— WORK TO COMPLETE —
Check each line of the records below for the string "University", then state how many lines contain it, with no other output.

— Saved entries —
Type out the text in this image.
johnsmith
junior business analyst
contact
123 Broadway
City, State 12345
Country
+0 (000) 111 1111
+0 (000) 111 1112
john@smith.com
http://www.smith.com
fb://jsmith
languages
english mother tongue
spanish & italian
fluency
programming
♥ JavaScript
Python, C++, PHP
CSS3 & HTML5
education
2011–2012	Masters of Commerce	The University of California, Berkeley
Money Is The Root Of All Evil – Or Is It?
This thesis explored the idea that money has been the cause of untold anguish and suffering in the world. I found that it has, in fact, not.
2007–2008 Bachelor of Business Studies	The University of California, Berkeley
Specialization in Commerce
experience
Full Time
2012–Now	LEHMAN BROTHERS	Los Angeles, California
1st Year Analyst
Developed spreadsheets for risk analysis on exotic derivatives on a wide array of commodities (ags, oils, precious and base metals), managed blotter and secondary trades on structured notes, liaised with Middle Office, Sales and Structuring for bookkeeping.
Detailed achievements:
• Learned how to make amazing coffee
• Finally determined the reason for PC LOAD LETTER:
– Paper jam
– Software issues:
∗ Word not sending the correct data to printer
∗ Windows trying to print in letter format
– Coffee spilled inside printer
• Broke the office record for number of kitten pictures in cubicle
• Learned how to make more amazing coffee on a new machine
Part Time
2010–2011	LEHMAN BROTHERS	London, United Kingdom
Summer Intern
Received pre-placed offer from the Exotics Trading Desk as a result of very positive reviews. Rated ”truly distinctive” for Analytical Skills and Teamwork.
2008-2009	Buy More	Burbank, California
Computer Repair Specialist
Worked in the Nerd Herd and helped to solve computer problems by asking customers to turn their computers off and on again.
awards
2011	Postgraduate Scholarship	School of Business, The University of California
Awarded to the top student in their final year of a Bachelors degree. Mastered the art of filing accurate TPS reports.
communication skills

--

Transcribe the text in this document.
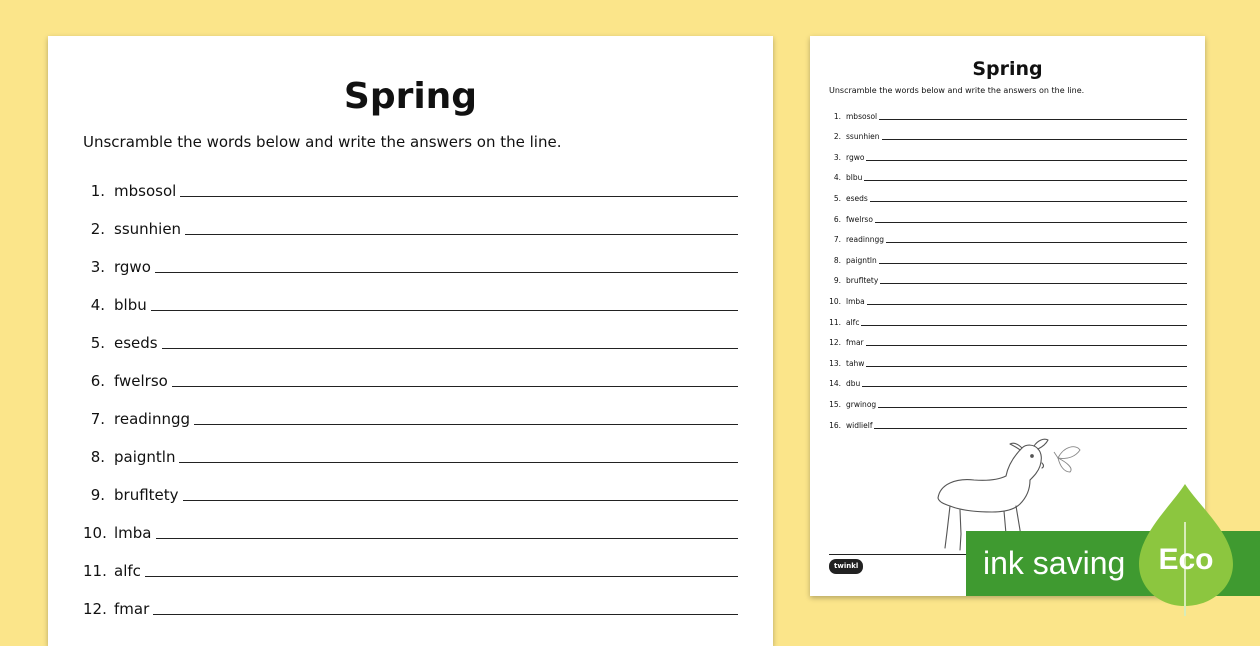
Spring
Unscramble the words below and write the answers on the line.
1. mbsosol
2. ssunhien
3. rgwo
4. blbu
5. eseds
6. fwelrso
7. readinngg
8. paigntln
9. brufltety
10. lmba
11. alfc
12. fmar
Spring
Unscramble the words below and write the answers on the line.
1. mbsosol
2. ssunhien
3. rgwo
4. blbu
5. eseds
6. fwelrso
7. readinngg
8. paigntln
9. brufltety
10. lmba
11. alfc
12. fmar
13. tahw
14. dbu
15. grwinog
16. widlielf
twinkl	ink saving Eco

--

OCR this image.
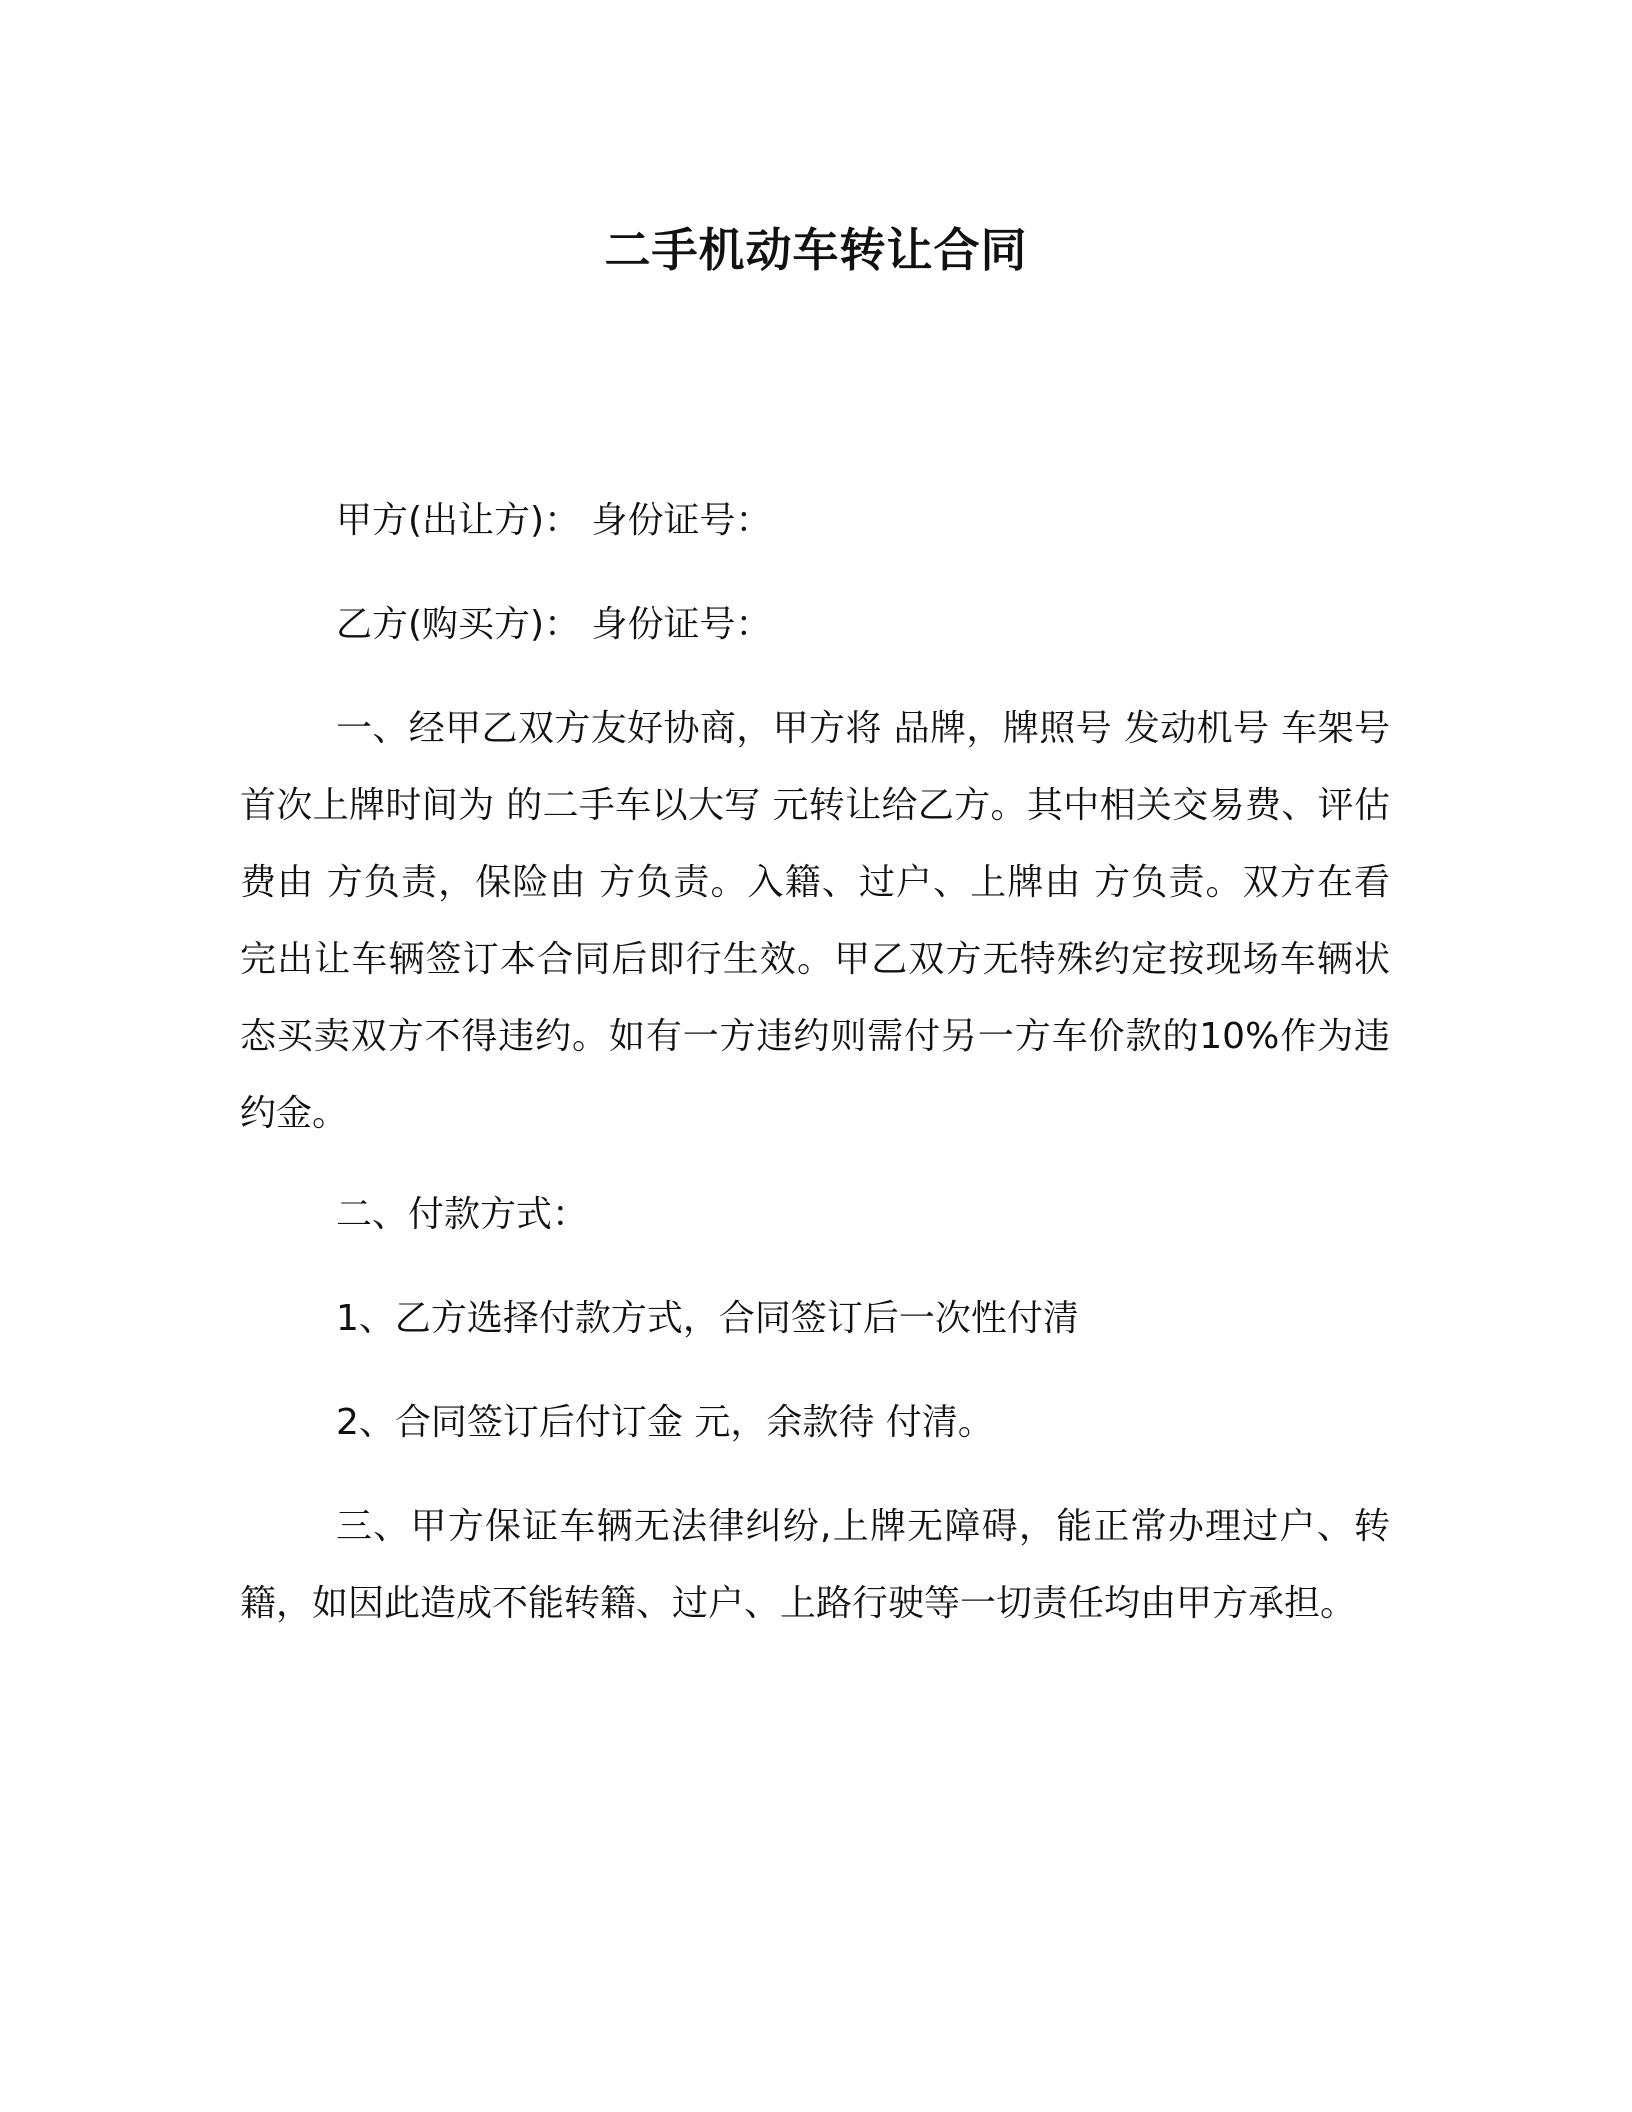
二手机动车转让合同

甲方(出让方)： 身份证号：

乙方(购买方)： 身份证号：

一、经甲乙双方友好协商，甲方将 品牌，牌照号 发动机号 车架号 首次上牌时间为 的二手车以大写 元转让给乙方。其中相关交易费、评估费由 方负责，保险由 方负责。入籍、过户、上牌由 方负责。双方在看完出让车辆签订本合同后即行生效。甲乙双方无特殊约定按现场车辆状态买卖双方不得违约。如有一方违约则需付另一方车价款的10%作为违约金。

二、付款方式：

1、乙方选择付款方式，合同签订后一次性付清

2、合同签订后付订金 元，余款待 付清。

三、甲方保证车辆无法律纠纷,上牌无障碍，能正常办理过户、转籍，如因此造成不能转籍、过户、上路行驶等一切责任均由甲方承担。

— COMPLETED TASK —
3